WHAT THE TASK REQUIRES
Write out the entries verbatim and leave the images out of the copy.

[begin MATERIALS PROVIDED]

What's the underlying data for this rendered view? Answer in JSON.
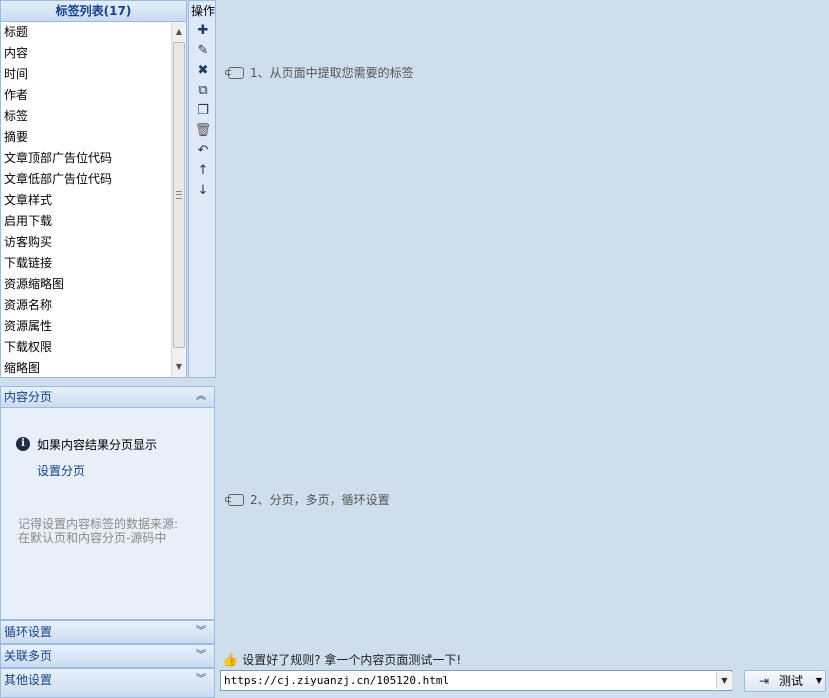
{
  "tag_panel": {
    "title": "标签列表(17)",
    "items": [
      "标题",
      "内容",
      "时间",
      "作者",
      "标签",
      "摘要",
      "文章顶部广告位代码",
      "文章低部广告位代码",
      "文章样式",
      "启用下载",
      "访客购买",
      "下载链接",
      "资源缩略图",
      "资源名称",
      "资源属性",
      "下载权限",
      "缩略图"
    ]
  },
  "operations": {
    "label": "操作",
    "icons": [
      "add-icon",
      "edit-icon",
      "delete-icon",
      "copy-icon",
      "paste-icon",
      "trash-icon",
      "undo-icon",
      "move-up-icon",
      "move-down-icon"
    ]
  },
  "pagination_panel": {
    "title": "内容分页",
    "info": "如果内容结果分页显示",
    "link": "设置分页",
    "note_line1": "记得设置内容标签的数据来源:",
    "note_line2": "在默认页和内容分页-源码中"
  },
  "collapsed_panels": [
    "循环设置",
    "关联多页",
    "其他设置"
  ],
  "steps": {
    "step1": "1、从页面中提取您需要的标签",
    "step2": "2、分页，多页，循环设置"
  },
  "test": {
    "hint": "设置好了规则? 拿一个内容页面测试一下!",
    "url": "https://cj.ziyuanzj.cn/105120.html",
    "button": "测试"
  }
}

[end MATERIALS PROVIDED]

RIGHT ANSWER
What's the underlying data for this rendered view? Answer in JSON.
{
  "tag_panel": {
    "title": "标签列表(17)",
    "items": [
      "标题",
      "内容",
      "时间",
      "作者",
      "标签",
      "摘要",
      "文章顶部广告位代码",
      "文章低部广告位代码",
      "文章样式",
      "启用下载",
      "访客购买",
      "下载链接",
      "资源缩略图",
      "资源名称",
      "资源属性",
      "下载权限",
      "缩略图"
    ]
  },
  "operations": {
    "label": "操作",
    "icons": [
      "add-icon",
      "edit-icon",
      "delete-icon",
      "copy-icon",
      "paste-icon",
      "trash-icon",
      "undo-icon",
      "move-up-icon",
      "move-down-icon"
    ]
  },
  "pagination_panel": {
    "title": "内容分页",
    "info": "如果内容结果分页显示",
    "link": "设置分页",
    "note_line1": "记得设置内容标签的数据来源:",
    "note_line2": "在默认页和内容分页-源码中"
  },
  "collapsed_panels": [
    "循环设置",
    "关联多页",
    "其他设置"
  ],
  "steps": {
    "step1": "1、从页面中提取您需要的标签",
    "step2": "2、分页，多页，循环设置"
  },
  "test": {
    "hint": "设置好了规则? 拿一个内容页面测试一下!",
    "url": "https://cj.ziyuanzj.cn/105120.html",
    "button": "测试"
  }
}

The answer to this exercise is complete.